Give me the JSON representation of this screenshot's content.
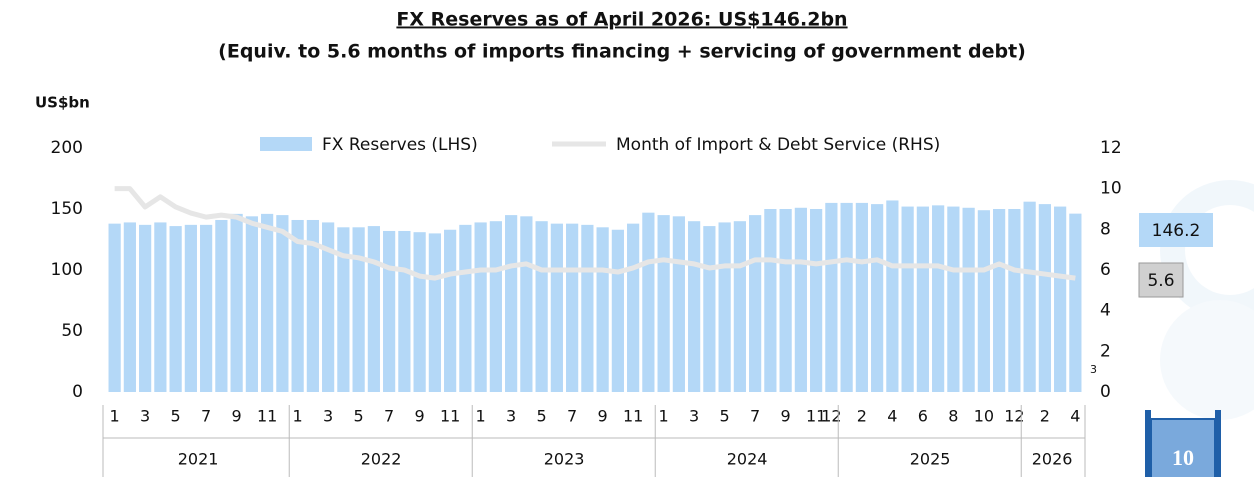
{
  "chart_data": {
    "type": "bar-line",
    "title": "FX Reserves as of April 2026: US$146.2bn",
    "subtitle": "(Equiv. to 5.6 months of imports financing + servicing of government debt)",
    "y_axis_label": "US$bn",
    "footnote_marker": "3",
    "page_number": "10",
    "categories": [
      "1",
      null,
      "3",
      null,
      "5",
      null,
      "7",
      null,
      "9",
      null,
      "11",
      null,
      "1",
      null,
      "3",
      null,
      "5",
      null,
      "7",
      null,
      "9",
      null,
      "11",
      null,
      "1",
      null,
      "3",
      null,
      "5",
      null,
      "7",
      null,
      "9",
      null,
      "11",
      null,
      "1",
      null,
      "3",
      null,
      "5",
      null,
      "7",
      null,
      "9",
      null,
      "11",
      "12",
      null,
      "2",
      null,
      "4",
      null,
      "6",
      null,
      "8",
      null,
      "10",
      null,
      "12",
      null,
      "2",
      null,
      "4"
    ],
    "year_groups": [
      {
        "label": "2021",
        "months": 12
      },
      {
        "label": "2022",
        "months": 12
      },
      {
        "label": "2023",
        "months": 12
      },
      {
        "label": "2024",
        "months": 12
      },
      {
        "label": "2025",
        "months": 12
      },
      {
        "label": "2026",
        "months": 4
      }
    ],
    "series": [
      {
        "name": "FX Reserves (LHS)",
        "color": "#b4d8f7",
        "kind": "bar",
        "values": [
          138,
          139,
          137,
          139,
          136,
          137,
          137,
          141,
          146,
          144,
          146,
          145,
          141,
          141,
          139,
          135,
          135,
          136,
          132,
          132,
          131,
          130,
          133,
          137,
          139,
          140,
          145,
          144,
          140,
          138,
          138,
          137,
          135,
          133,
          138,
          147,
          145,
          144,
          140,
          136,
          139,
          140,
          145,
          150,
          150,
          151,
          150,
          155,
          155,
          155,
          154,
          157,
          152,
          152,
          153,
          152,
          151,
          149,
          150,
          150,
          156,
          154,
          152,
          146.2
        ]
      },
      {
        "name": "Month of Import & Debt Service (RHS)",
        "color": "#e6e6e6",
        "kind": "line",
        "axis": "y2",
        "values": [
          10.0,
          10.0,
          9.1,
          9.6,
          9.1,
          8.8,
          8.6,
          8.7,
          8.6,
          8.3,
          8.1,
          7.9,
          7.4,
          7.3,
          7.0,
          6.7,
          6.6,
          6.4,
          6.1,
          6.0,
          5.7,
          5.6,
          5.8,
          5.9,
          6.0,
          6.0,
          6.2,
          6.3,
          6.0,
          6.0,
          6.0,
          6.0,
          6.0,
          5.9,
          6.1,
          6.4,
          6.5,
          6.4,
          6.3,
          6.1,
          6.2,
          6.2,
          6.5,
          6.5,
          6.4,
          6.4,
          6.3,
          6.4,
          6.5,
          6.4,
          6.5,
          6.2,
          6.2,
          6.2,
          6.2,
          6.0,
          6.0,
          6.0,
          6.3,
          6.0,
          5.9,
          5.8,
          5.7,
          5.6
        ]
      }
    ],
    "ylim": [
      0,
      200
    ],
    "yticks": [
      0,
      50,
      100,
      150,
      200
    ],
    "y2lim": [
      0,
      12
    ],
    "y2ticks": [
      0,
      2,
      4,
      6,
      8,
      10,
      12
    ],
    "grid": false,
    "legend": "top"
  }
}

■ Goal:
Copy the data word for word. Pictures do not go in the copy.

■ Output for this exercise:
Give me the JSON representation of this screenshot's content.
{
  "chart_data": {
    "type": "bar-line",
    "title": "FX Reserves as of April 2026: US$146.2bn",
    "subtitle": "(Equiv. to 5.6 months of imports financing + servicing of government debt)",
    "y_axis_label": "US$bn",
    "footnote_marker": "3",
    "page_number": "10",
    "categories": [
      "1",
      null,
      "3",
      null,
      "5",
      null,
      "7",
      null,
      "9",
      null,
      "11",
      null,
      "1",
      null,
      "3",
      null,
      "5",
      null,
      "7",
      null,
      "9",
      null,
      "11",
      null,
      "1",
      null,
      "3",
      null,
      "5",
      null,
      "7",
      null,
      "9",
      null,
      "11",
      null,
      "1",
      null,
      "3",
      null,
      "5",
      null,
      "7",
      null,
      "9",
      null,
      "11",
      "12",
      null,
      "2",
      null,
      "4",
      null,
      "6",
      null,
      "8",
      null,
      "10",
      null,
      "12",
      null,
      "2",
      null,
      "4"
    ],
    "year_groups": [
      {
        "label": "2021",
        "months": 12
      },
      {
        "label": "2022",
        "months": 12
      },
      {
        "label": "2023",
        "months": 12
      },
      {
        "label": "2024",
        "months": 12
      },
      {
        "label": "2025",
        "months": 12
      },
      {
        "label": "2026",
        "months": 4
      }
    ],
    "series": [
      {
        "name": "FX Reserves (LHS)",
        "color": "#b4d8f7",
        "kind": "bar",
        "values": [
          138,
          139,
          137,
          139,
          136,
          137,
          137,
          141,
          146,
          144,
          146,
          145,
          141,
          141,
          139,
          135,
          135,
          136,
          132,
          132,
          131,
          130,
          133,
          137,
          139,
          140,
          145,
          144,
          140,
          138,
          138,
          137,
          135,
          133,
          138,
          147,
          145,
          144,
          140,
          136,
          139,
          140,
          145,
          150,
          150,
          151,
          150,
          155,
          155,
          155,
          154,
          157,
          152,
          152,
          153,
          152,
          151,
          149,
          150,
          150,
          156,
          154,
          152,
          146.2
        ]
      },
      {
        "name": "Month of Import & Debt Service (RHS)",
        "color": "#e6e6e6",
        "kind": "line",
        "axis": "y2",
        "values": [
          10.0,
          10.0,
          9.1,
          9.6,
          9.1,
          8.8,
          8.6,
          8.7,
          8.6,
          8.3,
          8.1,
          7.9,
          7.4,
          7.3,
          7.0,
          6.7,
          6.6,
          6.4,
          6.1,
          6.0,
          5.7,
          5.6,
          5.8,
          5.9,
          6.0,
          6.0,
          6.2,
          6.3,
          6.0,
          6.0,
          6.0,
          6.0,
          6.0,
          5.9,
          6.1,
          6.4,
          6.5,
          6.4,
          6.3,
          6.1,
          6.2,
          6.2,
          6.5,
          6.5,
          6.4,
          6.4,
          6.3,
          6.4,
          6.5,
          6.4,
          6.5,
          6.2,
          6.2,
          6.2,
          6.2,
          6.0,
          6.0,
          6.0,
          6.3,
          6.0,
          5.9,
          5.8,
          5.7,
          5.6
        ]
      }
    ],
    "ylim": [
      0,
      200
    ],
    "yticks": [
      0,
      50,
      100,
      150,
      200
    ],
    "y2lim": [
      0,
      12
    ],
    "y2ticks": [
      0,
      2,
      4,
      6,
      8,
      10,
      12
    ],
    "grid": false,
    "legend": "top"
  }
}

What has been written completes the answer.